Dataset records:
::::

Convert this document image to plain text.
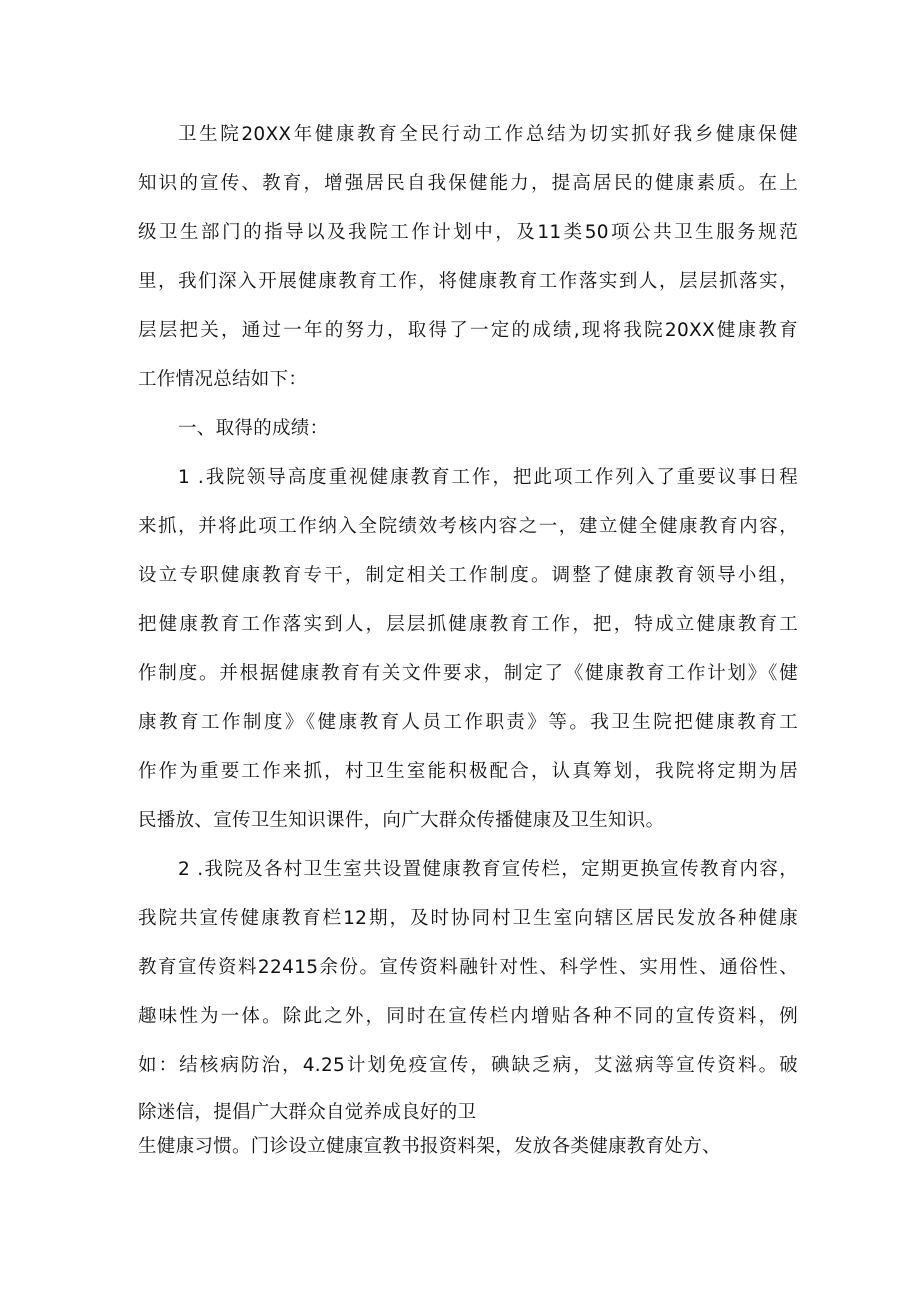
卫生院20XX年健康教育全民行动工作总结为切实抓好我乡健康保健
知识的宣传、教育，增强居民自我保健能力，提高居民的健康素质。在上
级卫生部门的指导以及我院工作计划中，及11类50项公共卫生服务规范
里，我们深入开展健康教育工作，将健康教育工作落实到人，层层抓落实，
层层把关，通过一年的努力，取得了一定的成绩,现将我院20XX健康教育
工作情况总结如下：
一、取得的成绩：
1 .我院领导高度重视健康教育工作，把此项工作列入了重要议事日程
来抓，并将此项工作纳入全院绩效考核内容之一，建立健全健康教育内容，
设立专职健康教育专干，制定相关工作制度。调整了健康教育领导小组，
把健康教育工作落实到人，层层抓健康教育工作，把，特成立健康教育工
作制度。并根据健康教育有关文件要求，制定了《健康教育工作计划》《健
康教育工作制度》《健康教育人员工作职责》等。我卫生院把健康教育工
作作为重要工作来抓，村卫生室能积极配合，认真筹划，我院将定期为居
民播放、宣传卫生知识课件，向广大群众传播健康及卫生知识。
2 .我院及各村卫生室共设置健康教育宣传栏，定期更换宣传教育内容，
我院共宣传健康教育栏12期，及时协同村卫生室向辖区居民发放各种健康
教育宣传资料22415余份。宣传资料融针对性、科学性、实用性、通俗性、
趣味性为一体。除此之外，同时在宣传栏内增贴各种不同的宣传资料，例
如：结核病防治，4.25计划免疫宣传，碘缺乏病，艾滋病等宣传资料。破
除迷信，提倡广大群众自觉养成良好的卫
生健康习惯。门诊设立健康宣教书报资料架，发放各类健康教育处方、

::::

INSTRUCTIONS FOR THE TASK - Quote the records in their entirety, keeping the wording exact and excluding pictures.

SOLUTION BELOW -
Convert this document image to plain text.
卫生院20XX年健康教育全民行动工作总结为切实抓好我乡健康保健
知识的宣传、教育，增强居民自我保健能力，提高居民的健康素质。在上
级卫生部门的指导以及我院工作计划中，及11类50项公共卫生服务规范
里，我们深入开展健康教育工作，将健康教育工作落实到人，层层抓落实，
层层把关，通过一年的努力，取得了一定的成绩,现将我院20XX健康教育
工作情况总结如下：
一、取得的成绩：
1 .我院领导高度重视健康教育工作，把此项工作列入了重要议事日程
来抓，并将此项工作纳入全院绩效考核内容之一，建立健全健康教育内容，
设立专职健康教育专干，制定相关工作制度。调整了健康教育领导小组，
把健康教育工作落实到人，层层抓健康教育工作，把，特成立健康教育工
作制度。并根据健康教育有关文件要求，制定了《健康教育工作计划》《健
康教育工作制度》《健康教育人员工作职责》等。我卫生院把健康教育工
作作为重要工作来抓，村卫生室能积极配合，认真筹划，我院将定期为居
民播放、宣传卫生知识课件，向广大群众传播健康及卫生知识。
2 .我院及各村卫生室共设置健康教育宣传栏，定期更换宣传教育内容，
我院共宣传健康教育栏12期，及时协同村卫生室向辖区居民发放各种健康
教育宣传资料22415余份。宣传资料融针对性、科学性、实用性、通俗性、
趣味性为一体。除此之外，同时在宣传栏内增贴各种不同的宣传资料，例
如：结核病防治，4.25计划免疫宣传，碘缺乏病，艾滋病等宣传资料。破
除迷信，提倡广大群众自觉养成良好的卫
生健康习惯。门诊设立健康宣教书报资料架，发放各类健康教育处方、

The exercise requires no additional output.